**What you need to do**
Quote every line below exactly and skip any picture.

** START Entries supplied **

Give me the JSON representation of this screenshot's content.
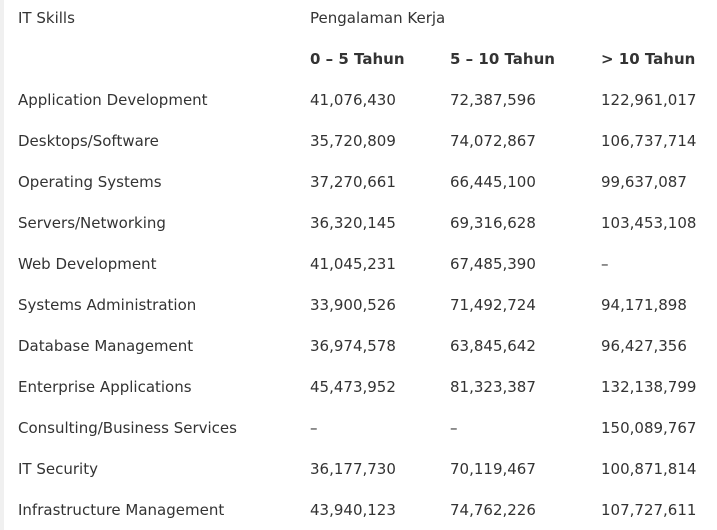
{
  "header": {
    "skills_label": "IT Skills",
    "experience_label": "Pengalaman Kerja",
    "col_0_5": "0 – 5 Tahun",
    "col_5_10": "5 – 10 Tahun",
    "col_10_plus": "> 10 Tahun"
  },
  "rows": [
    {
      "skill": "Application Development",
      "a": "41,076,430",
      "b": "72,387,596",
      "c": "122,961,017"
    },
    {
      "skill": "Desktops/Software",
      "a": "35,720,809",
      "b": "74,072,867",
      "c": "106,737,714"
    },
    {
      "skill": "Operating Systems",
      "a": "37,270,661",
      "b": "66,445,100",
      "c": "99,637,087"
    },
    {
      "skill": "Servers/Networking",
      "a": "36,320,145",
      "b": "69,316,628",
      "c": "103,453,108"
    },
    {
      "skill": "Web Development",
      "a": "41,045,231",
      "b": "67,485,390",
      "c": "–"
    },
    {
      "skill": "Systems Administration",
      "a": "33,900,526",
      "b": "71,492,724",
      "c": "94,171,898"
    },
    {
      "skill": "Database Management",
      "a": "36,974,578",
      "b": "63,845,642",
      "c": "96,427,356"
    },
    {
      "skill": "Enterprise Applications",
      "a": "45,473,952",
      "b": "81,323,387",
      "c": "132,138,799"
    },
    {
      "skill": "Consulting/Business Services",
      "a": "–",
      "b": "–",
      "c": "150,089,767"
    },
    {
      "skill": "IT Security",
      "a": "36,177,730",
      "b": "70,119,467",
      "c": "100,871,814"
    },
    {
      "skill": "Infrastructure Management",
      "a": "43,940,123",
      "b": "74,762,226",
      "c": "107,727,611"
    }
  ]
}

** END Entries supplied **

**Task response**
Give me the JSON representation of this screenshot's content.
{
  "header": {
    "skills_label": "IT Skills",
    "experience_label": "Pengalaman Kerja",
    "col_0_5": "0 – 5 Tahun",
    "col_5_10": "5 – 10 Tahun",
    "col_10_plus": "> 10 Tahun"
  },
  "rows": [
    {
      "skill": "Application Development",
      "a": "41,076,430",
      "b": "72,387,596",
      "c": "122,961,017"
    },
    {
      "skill": "Desktops/Software",
      "a": "35,720,809",
      "b": "74,072,867",
      "c": "106,737,714"
    },
    {
      "skill": "Operating Systems",
      "a": "37,270,661",
      "b": "66,445,100",
      "c": "99,637,087"
    },
    {
      "skill": "Servers/Networking",
      "a": "36,320,145",
      "b": "69,316,628",
      "c": "103,453,108"
    },
    {
      "skill": "Web Development",
      "a": "41,045,231",
      "b": "67,485,390",
      "c": "–"
    },
    {
      "skill": "Systems Administration",
      "a": "33,900,526",
      "b": "71,492,724",
      "c": "94,171,898"
    },
    {
      "skill": "Database Management",
      "a": "36,974,578",
      "b": "63,845,642",
      "c": "96,427,356"
    },
    {
      "skill": "Enterprise Applications",
      "a": "45,473,952",
      "b": "81,323,387",
      "c": "132,138,799"
    },
    {
      "skill": "Consulting/Business Services",
      "a": "–",
      "b": "–",
      "c": "150,089,767"
    },
    {
      "skill": "IT Security",
      "a": "36,177,730",
      "b": "70,119,467",
      "c": "100,871,814"
    },
    {
      "skill": "Infrastructure Management",
      "a": "43,940,123",
      "b": "74,762,226",
      "c": "107,727,611"
    }
  ]
}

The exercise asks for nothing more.